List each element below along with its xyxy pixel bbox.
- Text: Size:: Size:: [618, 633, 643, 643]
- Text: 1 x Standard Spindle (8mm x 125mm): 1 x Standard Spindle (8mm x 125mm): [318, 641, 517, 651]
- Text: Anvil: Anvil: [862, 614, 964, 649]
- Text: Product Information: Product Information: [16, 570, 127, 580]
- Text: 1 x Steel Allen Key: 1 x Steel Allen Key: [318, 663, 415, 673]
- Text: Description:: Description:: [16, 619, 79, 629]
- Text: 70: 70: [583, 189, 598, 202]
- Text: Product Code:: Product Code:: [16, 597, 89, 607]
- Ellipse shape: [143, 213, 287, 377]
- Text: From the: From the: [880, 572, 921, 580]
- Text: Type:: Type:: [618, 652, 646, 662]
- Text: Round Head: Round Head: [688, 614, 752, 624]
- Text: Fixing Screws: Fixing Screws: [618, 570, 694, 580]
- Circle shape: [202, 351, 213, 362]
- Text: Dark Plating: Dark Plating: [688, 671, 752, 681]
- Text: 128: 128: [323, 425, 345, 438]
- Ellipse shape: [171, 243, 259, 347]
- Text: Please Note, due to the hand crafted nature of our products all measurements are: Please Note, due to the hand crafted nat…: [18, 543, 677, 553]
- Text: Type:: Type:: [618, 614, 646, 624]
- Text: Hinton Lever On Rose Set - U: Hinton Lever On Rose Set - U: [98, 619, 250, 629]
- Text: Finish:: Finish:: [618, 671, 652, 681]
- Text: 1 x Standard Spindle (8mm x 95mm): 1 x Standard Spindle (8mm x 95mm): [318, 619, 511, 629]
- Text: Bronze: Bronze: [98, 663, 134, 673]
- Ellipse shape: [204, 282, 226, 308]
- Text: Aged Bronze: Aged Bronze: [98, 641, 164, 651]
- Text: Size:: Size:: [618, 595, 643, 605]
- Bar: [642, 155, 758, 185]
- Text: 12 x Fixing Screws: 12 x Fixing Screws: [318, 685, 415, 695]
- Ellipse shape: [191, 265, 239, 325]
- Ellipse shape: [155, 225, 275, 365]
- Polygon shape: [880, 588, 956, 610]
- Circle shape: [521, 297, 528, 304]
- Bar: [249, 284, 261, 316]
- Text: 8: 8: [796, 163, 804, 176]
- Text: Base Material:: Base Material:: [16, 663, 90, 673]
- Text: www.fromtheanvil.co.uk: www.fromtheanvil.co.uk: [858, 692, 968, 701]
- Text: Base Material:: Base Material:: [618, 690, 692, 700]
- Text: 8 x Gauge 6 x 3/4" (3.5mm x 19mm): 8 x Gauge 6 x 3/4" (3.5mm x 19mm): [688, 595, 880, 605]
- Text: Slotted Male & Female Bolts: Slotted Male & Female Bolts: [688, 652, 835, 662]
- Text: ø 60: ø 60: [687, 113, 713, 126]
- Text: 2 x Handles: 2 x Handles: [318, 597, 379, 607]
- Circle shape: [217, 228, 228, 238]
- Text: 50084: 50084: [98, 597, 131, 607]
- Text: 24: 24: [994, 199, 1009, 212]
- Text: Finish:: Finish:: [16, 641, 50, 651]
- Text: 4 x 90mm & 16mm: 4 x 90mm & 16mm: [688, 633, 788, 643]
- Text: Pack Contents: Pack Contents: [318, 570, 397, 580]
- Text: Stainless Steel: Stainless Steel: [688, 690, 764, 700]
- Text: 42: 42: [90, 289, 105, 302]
##########
Written request.
Set down every line of the item above word for word, from its first line through its last.

Response for this exercise.
List each element below along with its xyxy pixel bbox.
- Text: Size:: Size:: [618, 633, 643, 643]
- Text: 1 x Standard Spindle (8mm x 125mm): 1 x Standard Spindle (8mm x 125mm): [318, 641, 517, 651]
- Text: Anvil: Anvil: [862, 614, 964, 649]
- Text: Product Information: Product Information: [16, 570, 127, 580]
- Text: 1 x Steel Allen Key: 1 x Steel Allen Key: [318, 663, 415, 673]
- Text: Description:: Description:: [16, 619, 79, 629]
- Text: 70: 70: [583, 189, 598, 202]
- Text: Product Code:: Product Code:: [16, 597, 89, 607]
- Ellipse shape: [143, 213, 287, 377]
- Text: From the: From the: [880, 572, 921, 580]
- Text: Type:: Type:: [618, 652, 646, 662]
- Text: Round Head: Round Head: [688, 614, 752, 624]
- Text: Fixing Screws: Fixing Screws: [618, 570, 694, 580]
- Circle shape: [202, 351, 213, 362]
- Text: Dark Plating: Dark Plating: [688, 671, 752, 681]
- Text: 128: 128: [323, 425, 345, 438]
- Ellipse shape: [171, 243, 259, 347]
- Text: Please Note, due to the hand crafted nature of our products all measurements are: Please Note, due to the hand crafted nat…: [18, 543, 677, 553]
- Text: Type:: Type:: [618, 614, 646, 624]
- Text: Hinton Lever On Rose Set - U: Hinton Lever On Rose Set - U: [98, 619, 250, 629]
- Text: Finish:: Finish:: [618, 671, 652, 681]
- Text: 1 x Standard Spindle (8mm x 95mm): 1 x Standard Spindle (8mm x 95mm): [318, 619, 511, 629]
- Text: Bronze: Bronze: [98, 663, 134, 673]
- Ellipse shape: [204, 282, 226, 308]
- Text: Aged Bronze: Aged Bronze: [98, 641, 164, 651]
- Text: Size:: Size:: [618, 595, 643, 605]
- Bar: [642, 155, 758, 185]
- Text: 12 x Fixing Screws: 12 x Fixing Screws: [318, 685, 415, 695]
- Ellipse shape: [191, 265, 239, 325]
- Ellipse shape: [155, 225, 275, 365]
- Polygon shape: [880, 588, 956, 610]
- Circle shape: [521, 297, 528, 304]
- Bar: [249, 284, 261, 316]
- Text: 8: 8: [796, 163, 804, 176]
- Text: Base Material:: Base Material:: [16, 663, 90, 673]
- Text: www.fromtheanvil.co.uk: www.fromtheanvil.co.uk: [858, 692, 968, 701]
- Text: Base Material:: Base Material:: [618, 690, 692, 700]
- Text: 8 x Gauge 6 x 3/4" (3.5mm x 19mm): 8 x Gauge 6 x 3/4" (3.5mm x 19mm): [688, 595, 880, 605]
- Text: Slotted Male & Female Bolts: Slotted Male & Female Bolts: [688, 652, 835, 662]
- Text: ø 60: ø 60: [687, 113, 713, 126]
- Text: 2 x Handles: 2 x Handles: [318, 597, 379, 607]
- Circle shape: [217, 228, 228, 238]
- Text: 50084: 50084: [98, 597, 131, 607]
- Text: 24: 24: [994, 199, 1009, 212]
- Text: Finish:: Finish:: [16, 641, 50, 651]
- Text: 4 x 90mm & 16mm: 4 x 90mm & 16mm: [688, 633, 788, 643]
- Text: Pack Contents: Pack Contents: [318, 570, 397, 580]
- Text: Stainless Steel: Stainless Steel: [688, 690, 764, 700]
- Text: 42: 42: [90, 289, 105, 302]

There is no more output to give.